Please set down all the lines beneath this one exactly, without the pictures.
-------- Records provided --------
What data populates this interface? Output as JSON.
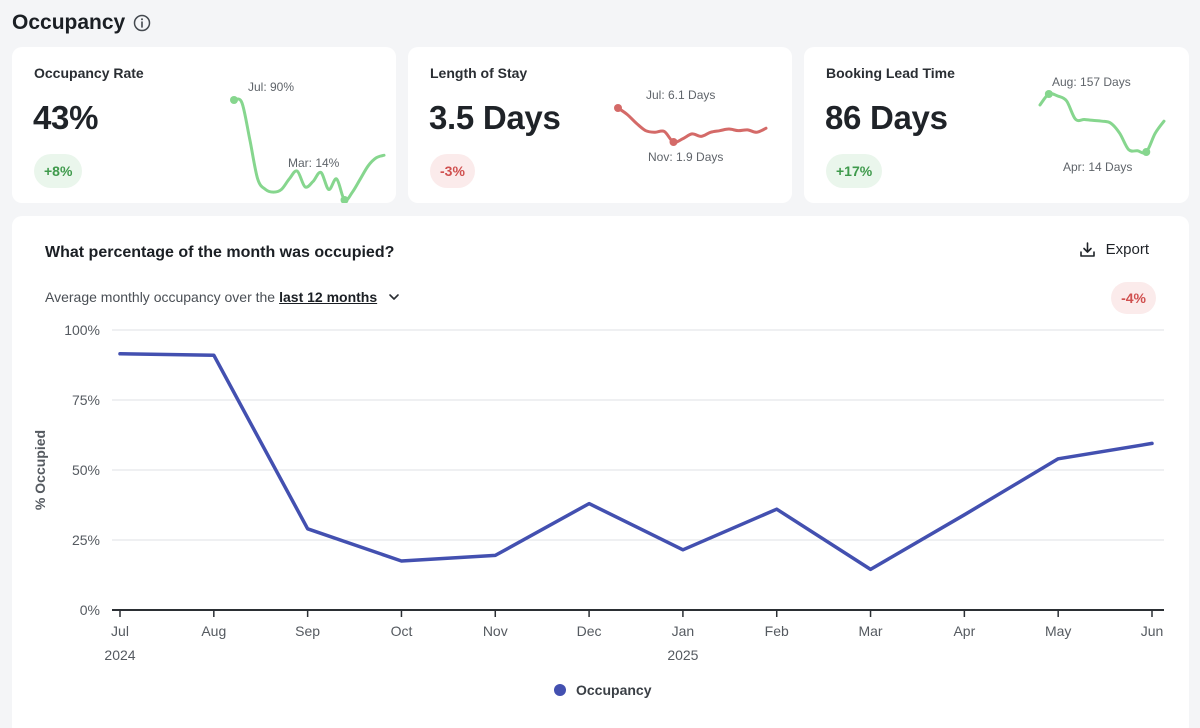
{
  "header": {
    "title": "Occupancy"
  },
  "metrics": [
    {
      "label": "Occupancy Rate",
      "value": "43%",
      "change": "+8%",
      "direction": "up",
      "sparkline": {
        "color": "#86d68e",
        "values": [
          90,
          88,
          60,
          30,
          22,
          20,
          22,
          30,
          36,
          24,
          28,
          35,
          22,
          30,
          14,
          20,
          30,
          40,
          46,
          48
        ],
        "high_label": "Jul: 90%",
        "low_label": "Mar: 14%",
        "high_index": 0,
        "low_index": 14
      }
    },
    {
      "label": "Length of Stay",
      "value": "3.5 Days",
      "change": "-3%",
      "direction": "down",
      "sparkline": {
        "color": "#d46a68",
        "values": [
          6.1,
          5.3,
          4.2,
          3.3,
          3.1,
          3.2,
          1.9,
          2.3,
          2.9,
          2.6,
          3.1,
          3.3,
          3.5,
          3.3,
          3.4,
          3.1,
          3.6
        ],
        "high_label": "Jul: 6.1 Days",
        "low_label": "Nov: 1.9 Days",
        "high_index": 0,
        "low_index": 6
      }
    },
    {
      "label": "Booking Lead Time",
      "value": "86 Days",
      "change": "+17%",
      "direction": "up",
      "sparkline": {
        "color": "#86d68e",
        "values": [
          130,
          157,
          152,
          140,
          95,
          94,
          92,
          90,
          85,
          60,
          20,
          17,
          14,
          60,
          90
        ],
        "high_label": "Aug: 157 Days",
        "low_label": "Apr: 14 Days",
        "high_index": 1,
        "low_index": 12
      }
    }
  ],
  "chart": {
    "title": "What percentage of the month was occupied?",
    "subtitle_prefix": "Average monthly occupancy over the",
    "range_label": "last 12 months",
    "export_label": "Export",
    "change": "-4%"
  },
  "chart_data": {
    "type": "line",
    "categories": [
      "Jul",
      "Aug",
      "Sep",
      "Oct",
      "Nov",
      "Dec",
      "Jan",
      "Feb",
      "Mar",
      "Apr",
      "May",
      "Jun"
    ],
    "year_labels": [
      {
        "index": 0,
        "label": "2024"
      },
      {
        "index": 6,
        "label": "2025"
      }
    ],
    "series": [
      {
        "name": "Occupancy",
        "color": "#4350b0",
        "values": [
          91.5,
          91,
          29,
          17.5,
          19.5,
          38,
          21.5,
          36,
          14.5,
          34,
          54,
          59.5
        ]
      }
    ],
    "ylabel": "% Occupied",
    "xlabel": "",
    "ylim": [
      0,
      100
    ],
    "yticks": [
      0,
      25,
      50,
      75,
      100
    ],
    "ytick_labels": [
      "0%",
      "25%",
      "50%",
      "75%",
      "100%"
    ],
    "grid": true,
    "legend": "bottom-center"
  }
}
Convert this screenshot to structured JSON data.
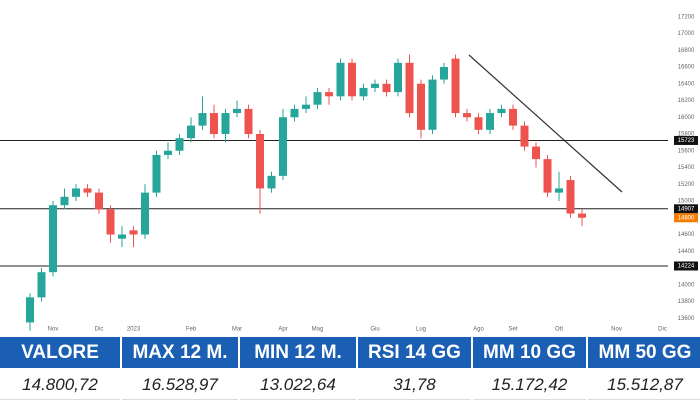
{
  "chart_data": {
    "type": "candlestick",
    "categories": [
      null,
      null,
      "Nov",
      null,
      null,
      null,
      "Dic",
      null,
      null,
      "2023",
      null,
      null,
      null,
      null,
      "Feb",
      null,
      null,
      null,
      "Mar",
      null,
      null,
      null,
      "Apr",
      null,
      null,
      "Mag",
      null,
      null,
      null,
      null,
      "Giu",
      null,
      null,
      null,
      "Lug",
      null,
      null,
      null,
      null,
      "Ago",
      null,
      null,
      "Set",
      null,
      null,
      null,
      "Ott",
      null,
      null,
      null,
      null,
      "Nov",
      null,
      null,
      null,
      "Dic"
    ],
    "open": [
      13550,
      13850,
      14150,
      14950,
      15050,
      15150,
      15100,
      14900,
      14550,
      14650,
      14600,
      15100,
      15550,
      15600,
      15750,
      15900,
      16050,
      15800,
      16050,
      16100,
      15800,
      15150,
      15300,
      16000,
      16100,
      16150,
      16300,
      16250,
      16650,
      16250,
      16350,
      16400,
      16300,
      16650,
      16400,
      15850,
      16450,
      16700,
      16050,
      16000,
      15850,
      16050,
      16100,
      15900,
      15650,
      15500,
      15100,
      15250,
      14850,
      null,
      null,
      null,
      null,
      null,
      null,
      null
    ],
    "high": [
      13900,
      14200,
      15000,
      15150,
      15200,
      15200,
      15150,
      14950,
      14700,
      14700,
      15200,
      15600,
      15700,
      15800,
      16000,
      16250,
      16150,
      16100,
      16200,
      16150,
      15850,
      15350,
      16100,
      16150,
      16250,
      16350,
      16350,
      16700,
      16700,
      16400,
      16450,
      16450,
      16700,
      16750,
      16450,
      16500,
      16650,
      16750,
      16100,
      16050,
      16100,
      16150,
      16150,
      15950,
      15700,
      15550,
      15350,
      15300,
      14900,
      null,
      null,
      null,
      null,
      null,
      null,
      null
    ],
    "low": [
      13450,
      13800,
      14100,
      14900,
      15000,
      15050,
      14850,
      14500,
      14450,
      14450,
      14550,
      15050,
      15500,
      15550,
      15700,
      15850,
      15750,
      15700,
      16000,
      15750,
      14850,
      15100,
      15250,
      15950,
      16050,
      16100,
      16150,
      16200,
      16200,
      16200,
      16300,
      16250,
      16250,
      16000,
      15750,
      15800,
      16400,
      16000,
      15950,
      15800,
      15800,
      16000,
      15850,
      15600,
      15400,
      15050,
      15000,
      14800,
      14700,
      null,
      null,
      null,
      null,
      null,
      null,
      null
    ],
    "close": [
      13850,
      14150,
      14950,
      15050,
      15150,
      15100,
      14900,
      14600,
      14600,
      14600,
      15100,
      15550,
      15600,
      15750,
      15900,
      16050,
      15800,
      16050,
      16100,
      15800,
      15150,
      15300,
      16000,
      16100,
      16150,
      16300,
      16250,
      16650,
      16250,
      16350,
      16400,
      16300,
      16650,
      16050,
      15850,
      16450,
      16600,
      16050,
      16000,
      15850,
      16050,
      16100,
      15900,
      15650,
      15500,
      15100,
      15150,
      14850,
      14800,
      null,
      null,
      null,
      null,
      null,
      null,
      null
    ],
    "up_color": "#26a69a",
    "down_color": "#ef5350",
    "ylim": [
      13400,
      17400
    ],
    "yticks": [
      13600,
      13800,
      14000,
      14200,
      14400,
      14600,
      14800,
      15000,
      15200,
      15400,
      15600,
      15800,
      16000,
      16200,
      16400,
      16600,
      16800,
      17000,
      17200
    ],
    "levels": [
      15723,
      14907,
      14224
    ],
    "last_price": 14800,
    "grid": false
  },
  "table": {
    "header": [
      "VALORE",
      "MAX 12 M.",
      "MIN 12 M.",
      "RSI 14 GG",
      "MM 10 GG",
      "MM 50 GG"
    ],
    "rows": [
      [
        "14.800,72",
        "16.528,97",
        "13.022,64",
        "31,78",
        "15.172,42",
        "15.512,87"
      ]
    ]
  }
}
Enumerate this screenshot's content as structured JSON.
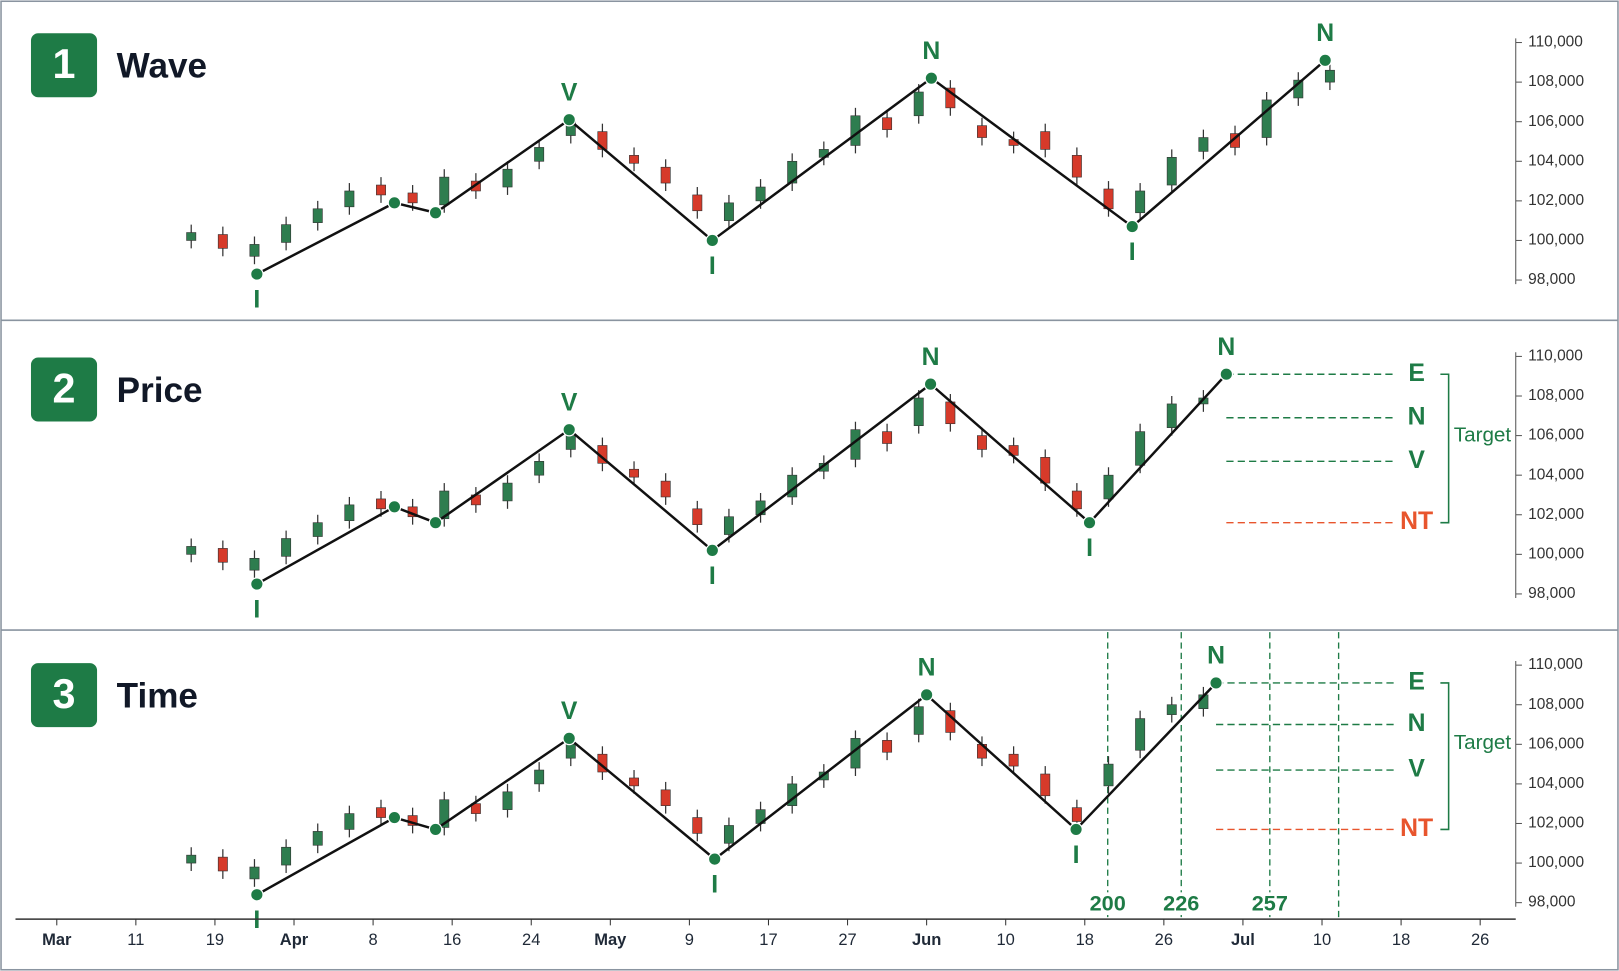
--------
Correct output:
What data populates this interface? Output as JSON.
{
  "header": {
    "title": "Occupancy"
  },
  "metrics": [
    {
      "label": "Occupancy Rate",
      "value": "43%",
      "change": "+8%",
      "direction": "up",
      "sparkline": {
        "color": "#86d68e",
        "values": [
          90,
          88,
          60,
          30,
          22,
          20,
          22,
          30,
          36,
          24,
          28,
          35,
          22,
          30,
          14,
          20,
          30,
          40,
          46,
          48
        ],
        "high_label": "Jul: 90%",
        "low_label": "Mar: 14%",
        "high_index": 0,
        "low_index": 14
      }
    },
    {
      "label": "Length of Stay",
      "value": "3.5 Days",
      "change": "-3%",
      "direction": "down",
      "sparkline": {
        "color": "#d46a68",
        "values": [
          6.1,
          5.3,
          4.2,
          3.3,
          3.1,
          3.2,
          1.9,
          2.3,
          2.9,
          2.6,
          3.1,
          3.3,
          3.5,
          3.3,
          3.4,
          3.1,
          3.6
        ],
        "high_label": "Jul: 6.1 Days",
        "low_label": "Nov: 1.9 Days",
        "high_index": 0,
        "low_index": 6
      }
    },
    {
      "label": "Booking Lead Time",
      "value": "86 Days",
      "change": "+17%",
      "direction": "up",
      "sparkline": {
        "color": "#86d68e",
        "values": [
          130,
          157,
          152,
          140,
          95,
          94,
          92,
          90,
          85,
          60,
          20,
          17,
          14,
          60,
          90
        ],
        "high_label": "Aug: 157 Days",
        "low_label": "Apr: 14 Days",
        "high_index": 1,
        "low_index": 12
      }
    }
  ],
  "chart": {
    "title": "What percentage of the month was occupied?",
    "subtitle_prefix": "Average monthly occupancy over the",
    "range_label": "last 12 months",
    "export_label": "Export",
    "change": "-4%"
  },
  "chart_data": {
    "type": "line",
    "categories": [
      "Jul",
      "Aug",
      "Sep",
      "Oct",
      "Nov",
      "Dec",
      "Jan",
      "Feb",
      "Mar",
      "Apr",
      "May",
      "Jun"
    ],
    "year_labels": [
      {
        "index": 0,
        "label": "2024"
      },
      {
        "index": 6,
        "label": "2025"
      }
    ],
    "series": [
      {
        "name": "Occupancy",
        "color": "#4350b0",
        "values": [
          91.5,
          91,
          29,
          17.5,
          19.5,
          38,
          21.5,
          36,
          14.5,
          34,
          54,
          59.5
        ]
      }
    ],
    "ylabel": "% Occupied",
    "xlabel": "",
    "ylim": [
      0,
      100
    ],
    "yticks": [
      0,
      25,
      50,
      75,
      100
    ],
    "ytick_labels": [
      "0%",
      "25%",
      "50%",
      "75%",
      "100%"
    ],
    "grid": true,
    "legend": "bottom-center"
  }
}
Convert this screenshot to structured JSON data.
{
  "chart_data": {
    "type": "candlestick",
    "categories": [
      null,
      null,
      "Nov",
      null,
      null,
      null,
      "Dic",
      null,
      null,
      "2023",
      null,
      null,
      null,
      null,
      "Feb",
      null,
      null,
      null,
      "Mar",
      null,
      null,
      null,
      "Apr",
      null,
      null,
      "Mag",
      null,
      null,
      null,
      null,
      "Giu",
      null,
      null,
      null,
      "Lug",
      null,
      null,
      null,
      null,
      "Ago",
      null,
      null,
      "Set",
      null,
      null,
      null,
      "Ott",
      null,
      null,
      null,
      null,
      "Nov",
      null,
      null,
      null,
      "Dic"
    ],
    "open": [
      13550,
      13850,
      14150,
      14950,
      15050,
      15150,
      15100,
      14900,
      14550,
      14650,
      14600,
      15100,
      15550,
      15600,
      15750,
      15900,
      16050,
      15800,
      16050,
      16100,
      15800,
      15150,
      15300,
      16000,
      16100,
      16150,
      16300,
      16250,
      16650,
      16250,
      16350,
      16400,
      16300,
      16650,
      16400,
      15850,
      16450,
      16700,
      16050,
      16000,
      15850,
      16050,
      16100,
      15900,
      15650,
      15500,
      15100,
      15250,
      14850,
      null,
      null,
      null,
      null,
      null,
      null,
      null
    ],
    "high": [
      13900,
      14200,
      15000,
      15150,
      15200,
      15200,
      15150,
      14950,
      14700,
      14700,
      15200,
      15600,
      15700,
      15800,
      16000,
      16250,
      16150,
      16100,
      16200,
      16150,
      15850,
      15350,
      16100,
      16150,
      16250,
      16350,
      16350,
      16700,
      16700,
      16400,
      16450,
      16450,
      16700,
      16750,
      16450,
      16500,
      16650,
      16750,
      16100,
      16050,
      16100,
      16150,
      16150,
      15950,
      15700,
      15550,
      15350,
      15300,
      14900,
      null,
      null,
      null,
      null,
      null,
      null,
      null
    ],
    "low": [
      13450,
      13800,
      14100,
      14900,
      15000,
      15050,
      14850,
      14500,
      14450,
      14450,
      14550,
      15050,
      15500,
      15550,
      15700,
      15850,
      15750,
      15700,
      16000,
      15750,
      14850,
      15100,
      15250,
      15950,
      16050,
      16100,
      16150,
      16200,
      16200,
      16200,
      16300,
      16250,
      16250,
      16000,
      15750,
      15800,
      16400,
      16000,
      15950,
      15800,
      15800,
      16000,
      15850,
      15600,
      15400,
      15050,
      15000,
      14800,
      14700,
      null,
      null,
      null,
      null,
      null,
      null,
      null
    ],
    "close": [
      13850,
      14150,
      14950,
      15050,
      15150,
      15100,
      14900,
      14600,
      14600,
      14600,
      15100,
      15550,
      15600,
      15750,
      15900,
      16050,
      15800,
      16050,
      16100,
      15800,
      15150,
      15300,
      16000,
      16100,
      16150,
      16300,
      16250,
      16650,
      16250,
      16350,
      16400,
      16300,
      16650,
      16050,
      15850,
      16450,
      16600,
      16050,
      16000,
      15850,
      16050,
      16100,
      15900,
      15650,
      15500,
      15100,
      15150,
      14850,
      14800,
      null,
      null,
      null,
      null,
      null,
      null,
      null
    ],
    "up_color": "#26a69a",
    "down_color": "#ef5350",
    "ylim": [
      13400,
      17400
    ],
    "yticks": [
      13600,
      13800,
      14000,
      14200,
      14400,
      14600,
      14800,
      15000,
      15200,
      15400,
      15600,
      15800,
      16000,
      16200,
      16400,
      16600,
      16800,
      17000,
      17200
    ],
    "levels": [
      15723,
      14907,
      14224
    ],
    "last_price": 14800,
    "grid": false
  },
  "table": {
    "header": [
      "VALORE",
      "MAX 12 M.",
      "MIN 12 M.",
      "RSI 14 GG",
      "MM 10 GG",
      "MM 50 GG"
    ],
    "rows": [
      [
        "14.800,72",
        "16.528,97",
        "13.022,64",
        "31,78",
        "15.172,42",
        "15.512,87"
      ]
    ]
  }
}
Enumerate this screenshot's content as structured JSON.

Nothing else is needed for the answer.